• [RECORDS SUPPLIED]
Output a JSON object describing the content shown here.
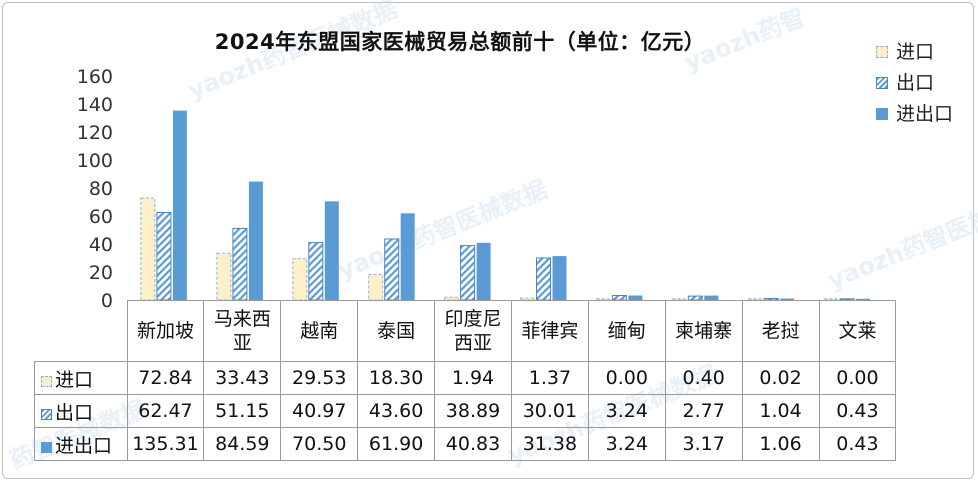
{
  "chart_data": {
    "type": "bar",
    "title": "2024年东盟国家医械贸易总额前十（单位：亿元）",
    "categories": [
      "新加坡",
      "马来西亚",
      "越南",
      "泰国",
      "印度尼西亚",
      "菲律宾",
      "缅甸",
      "柬埔寨",
      "老挝",
      "文莱"
    ],
    "series": [
      {
        "name": "进口",
        "values": [
          72.84,
          33.43,
          29.53,
          18.3,
          1.94,
          1.37,
          0.0,
          0.4,
          0.02,
          0.0
        ],
        "display": [
          "72.84",
          "33.43",
          "29.53",
          "18.30",
          "1.94",
          "1.37",
          "0.00",
          "0.40",
          "0.02",
          "0.00"
        ],
        "color": "#fdf0c9",
        "pattern": "dashed-outline"
      },
      {
        "name": "出口",
        "values": [
          62.47,
          51.15,
          40.97,
          43.6,
          38.89,
          30.01,
          3.24,
          2.77,
          1.04,
          0.43
        ],
        "display": [
          "62.47",
          "51.15",
          "40.97",
          "43.60",
          "38.89",
          "30.01",
          "3.24",
          "2.77",
          "1.04",
          "0.43"
        ],
        "color": "#5b9bd5",
        "pattern": "diagonal-stripes"
      },
      {
        "name": "进出口",
        "values": [
          135.31,
          84.59,
          70.5,
          61.9,
          40.83,
          31.38,
          3.24,
          3.17,
          1.06,
          0.43
        ],
        "display": [
          "135.31",
          "84.59",
          "70.50",
          "61.90",
          "40.83",
          "31.38",
          "3.24",
          "3.17",
          "1.06",
          "0.43"
        ],
        "color": "#5b9bd5",
        "pattern": "solid"
      }
    ],
    "yticks": [
      "0",
      "20",
      "40",
      "60",
      "80",
      "100",
      "120",
      "140",
      "160"
    ],
    "ylim": [
      0,
      160
    ],
    "grid": false,
    "legend_position": "top-right",
    "data_table": true
  },
  "watermarks": [
    "yaozh药智医械数据",
    "yaozh药智医械数据",
    "yaozh药智医械数据",
    "yaozh药智",
    "yaozh药智医械数据",
    "药智医械数据"
  ]
}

• [YOUR OBJECTIVE] Print each line of the material above exactly, with the pictures removed from your copy.

• [COMPLETE RESPONSE]
Output a JSON object describing the content shown here.
{
  "chart_data": {
    "type": "bar",
    "title": "2024年东盟国家医械贸易总额前十（单位：亿元）",
    "categories": [
      "新加坡",
      "马来西亚",
      "越南",
      "泰国",
      "印度尼西亚",
      "菲律宾",
      "缅甸",
      "柬埔寨",
      "老挝",
      "文莱"
    ],
    "series": [
      {
        "name": "进口",
        "values": [
          72.84,
          33.43,
          29.53,
          18.3,
          1.94,
          1.37,
          0.0,
          0.4,
          0.02,
          0.0
        ],
        "display": [
          "72.84",
          "33.43",
          "29.53",
          "18.30",
          "1.94",
          "1.37",
          "0.00",
          "0.40",
          "0.02",
          "0.00"
        ],
        "color": "#fdf0c9",
        "pattern": "dashed-outline"
      },
      {
        "name": "出口",
        "values": [
          62.47,
          51.15,
          40.97,
          43.6,
          38.89,
          30.01,
          3.24,
          2.77,
          1.04,
          0.43
        ],
        "display": [
          "62.47",
          "51.15",
          "40.97",
          "43.60",
          "38.89",
          "30.01",
          "3.24",
          "2.77",
          "1.04",
          "0.43"
        ],
        "color": "#5b9bd5",
        "pattern": "diagonal-stripes"
      },
      {
        "name": "进出口",
        "values": [
          135.31,
          84.59,
          70.5,
          61.9,
          40.83,
          31.38,
          3.24,
          3.17,
          1.06,
          0.43
        ],
        "display": [
          "135.31",
          "84.59",
          "70.50",
          "61.90",
          "40.83",
          "31.38",
          "3.24",
          "3.17",
          "1.06",
          "0.43"
        ],
        "color": "#5b9bd5",
        "pattern": "solid"
      }
    ],
    "yticks": [
      "0",
      "20",
      "40",
      "60",
      "80",
      "100",
      "120",
      "140",
      "160"
    ],
    "ylim": [
      0,
      160
    ],
    "grid": false,
    "legend_position": "top-right",
    "data_table": true
  },
  "watermarks": [
    "yaozh药智医械数据",
    "yaozh药智医械数据",
    "yaozh药智医械数据",
    "yaozh药智",
    "yaozh药智医械数据",
    "药智医械数据"
  ]
}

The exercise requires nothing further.